(Records about charts and figures)
* Begin *

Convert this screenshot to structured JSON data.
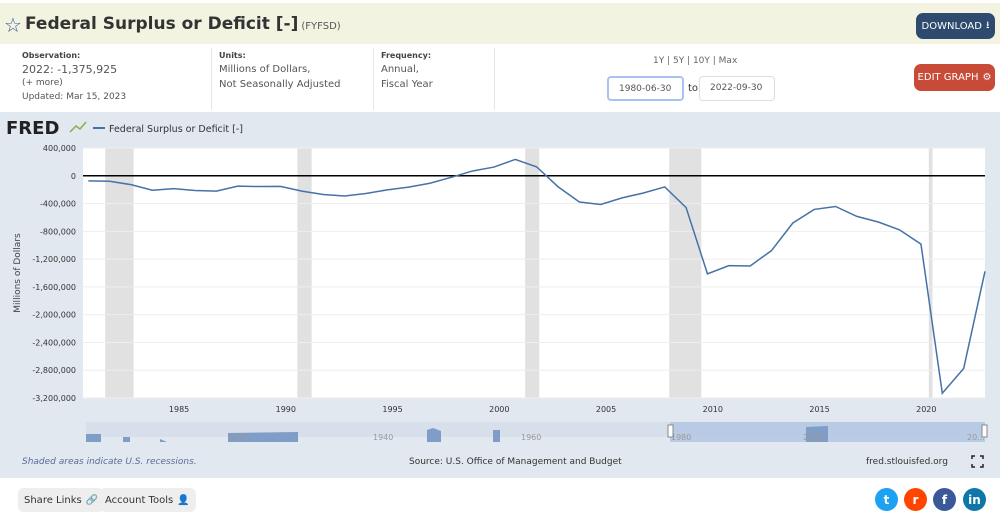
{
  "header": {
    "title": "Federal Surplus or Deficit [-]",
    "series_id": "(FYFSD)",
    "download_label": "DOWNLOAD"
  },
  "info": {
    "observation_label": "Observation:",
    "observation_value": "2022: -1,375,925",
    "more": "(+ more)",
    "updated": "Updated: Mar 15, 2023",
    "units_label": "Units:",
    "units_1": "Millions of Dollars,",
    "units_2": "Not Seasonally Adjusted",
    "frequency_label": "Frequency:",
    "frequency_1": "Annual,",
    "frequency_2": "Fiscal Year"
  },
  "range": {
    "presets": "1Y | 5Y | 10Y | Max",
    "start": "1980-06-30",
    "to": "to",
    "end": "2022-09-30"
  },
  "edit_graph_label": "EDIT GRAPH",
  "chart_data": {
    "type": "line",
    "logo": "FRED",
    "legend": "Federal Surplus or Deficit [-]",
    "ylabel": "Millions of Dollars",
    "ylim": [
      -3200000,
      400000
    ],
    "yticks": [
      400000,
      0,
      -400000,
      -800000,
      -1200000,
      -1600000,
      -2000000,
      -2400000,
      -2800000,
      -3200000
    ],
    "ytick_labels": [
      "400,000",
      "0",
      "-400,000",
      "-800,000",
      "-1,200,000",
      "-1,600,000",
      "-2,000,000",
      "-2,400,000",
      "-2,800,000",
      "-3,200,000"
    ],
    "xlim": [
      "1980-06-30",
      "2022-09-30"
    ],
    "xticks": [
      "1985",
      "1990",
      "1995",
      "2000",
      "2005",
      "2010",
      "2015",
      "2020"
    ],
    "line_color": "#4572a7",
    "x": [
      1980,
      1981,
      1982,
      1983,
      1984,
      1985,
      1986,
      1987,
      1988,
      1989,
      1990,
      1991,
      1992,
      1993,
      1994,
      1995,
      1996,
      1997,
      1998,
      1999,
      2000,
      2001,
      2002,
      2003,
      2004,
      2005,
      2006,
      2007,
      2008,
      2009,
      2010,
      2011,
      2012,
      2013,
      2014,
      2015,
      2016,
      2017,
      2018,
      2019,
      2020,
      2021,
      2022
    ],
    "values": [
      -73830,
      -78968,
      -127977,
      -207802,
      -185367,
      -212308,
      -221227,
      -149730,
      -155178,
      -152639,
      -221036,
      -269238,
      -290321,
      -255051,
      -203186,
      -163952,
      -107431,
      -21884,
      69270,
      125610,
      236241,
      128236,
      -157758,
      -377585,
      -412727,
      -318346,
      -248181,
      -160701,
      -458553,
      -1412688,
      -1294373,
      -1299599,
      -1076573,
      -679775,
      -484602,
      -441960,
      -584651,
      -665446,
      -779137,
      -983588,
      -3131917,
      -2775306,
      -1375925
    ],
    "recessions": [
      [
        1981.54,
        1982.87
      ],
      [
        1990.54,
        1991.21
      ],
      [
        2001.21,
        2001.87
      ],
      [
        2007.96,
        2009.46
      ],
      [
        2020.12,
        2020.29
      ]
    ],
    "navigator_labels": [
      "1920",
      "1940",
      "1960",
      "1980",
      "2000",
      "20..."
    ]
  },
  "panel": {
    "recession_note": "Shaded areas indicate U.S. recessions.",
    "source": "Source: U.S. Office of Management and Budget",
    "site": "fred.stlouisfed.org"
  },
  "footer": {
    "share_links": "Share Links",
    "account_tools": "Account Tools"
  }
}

* End *

Filter the records above for "Surplus" and copy every matching line.

THE SOLUTION:
    "title": "Federal Surplus or Deficit [-]",
    "legend": "Federal Surplus or Deficit [-]",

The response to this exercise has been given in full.